What is being asked>
Pick out every line in the data below that holds "this".

Figure content listings
= = = = = = =

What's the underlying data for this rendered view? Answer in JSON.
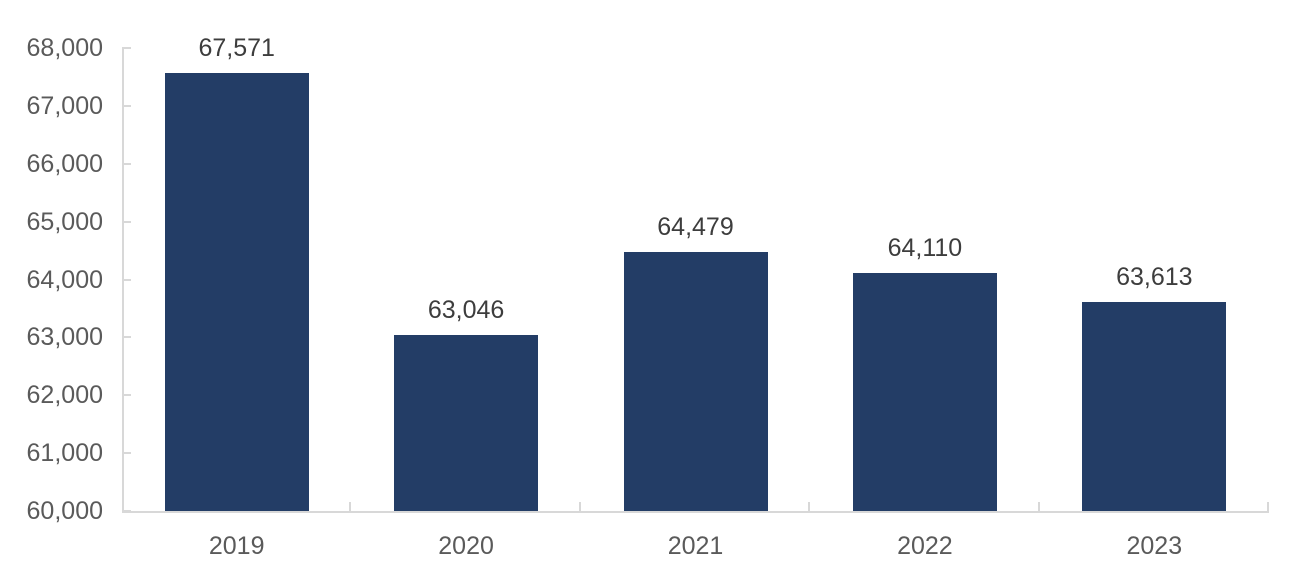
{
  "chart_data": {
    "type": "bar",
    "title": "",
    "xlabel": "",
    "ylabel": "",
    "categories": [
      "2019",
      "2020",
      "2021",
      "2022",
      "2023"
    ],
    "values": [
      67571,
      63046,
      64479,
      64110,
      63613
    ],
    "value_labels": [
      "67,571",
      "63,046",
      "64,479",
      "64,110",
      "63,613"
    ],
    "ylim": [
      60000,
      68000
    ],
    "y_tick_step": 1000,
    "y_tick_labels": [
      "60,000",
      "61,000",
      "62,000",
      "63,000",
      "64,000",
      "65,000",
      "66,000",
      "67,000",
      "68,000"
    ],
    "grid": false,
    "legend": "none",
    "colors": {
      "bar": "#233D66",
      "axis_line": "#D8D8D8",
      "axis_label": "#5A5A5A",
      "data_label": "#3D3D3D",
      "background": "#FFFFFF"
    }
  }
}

= = = = = = =

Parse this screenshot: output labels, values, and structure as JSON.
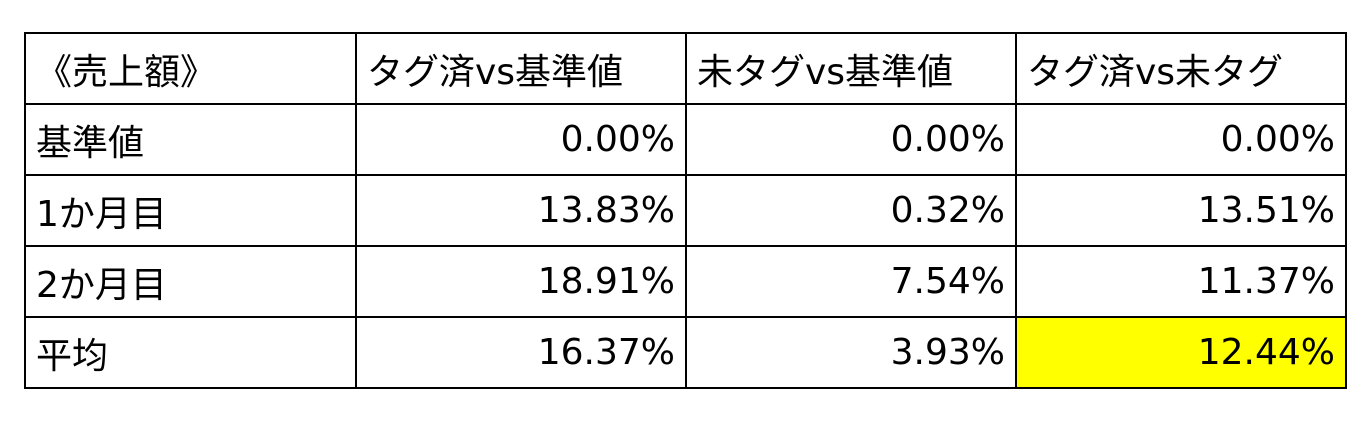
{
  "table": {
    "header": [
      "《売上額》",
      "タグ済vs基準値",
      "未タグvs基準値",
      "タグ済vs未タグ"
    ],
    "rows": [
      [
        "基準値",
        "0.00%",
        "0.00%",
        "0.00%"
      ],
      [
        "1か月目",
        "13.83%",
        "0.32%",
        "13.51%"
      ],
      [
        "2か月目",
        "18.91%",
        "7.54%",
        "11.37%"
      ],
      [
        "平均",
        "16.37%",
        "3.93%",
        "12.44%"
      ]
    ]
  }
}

= = = = = = =

Solution>
What's the underlying data for this rendered view? Answer in JSON.
Parse this screenshot: output labels, values, and structure as JSON.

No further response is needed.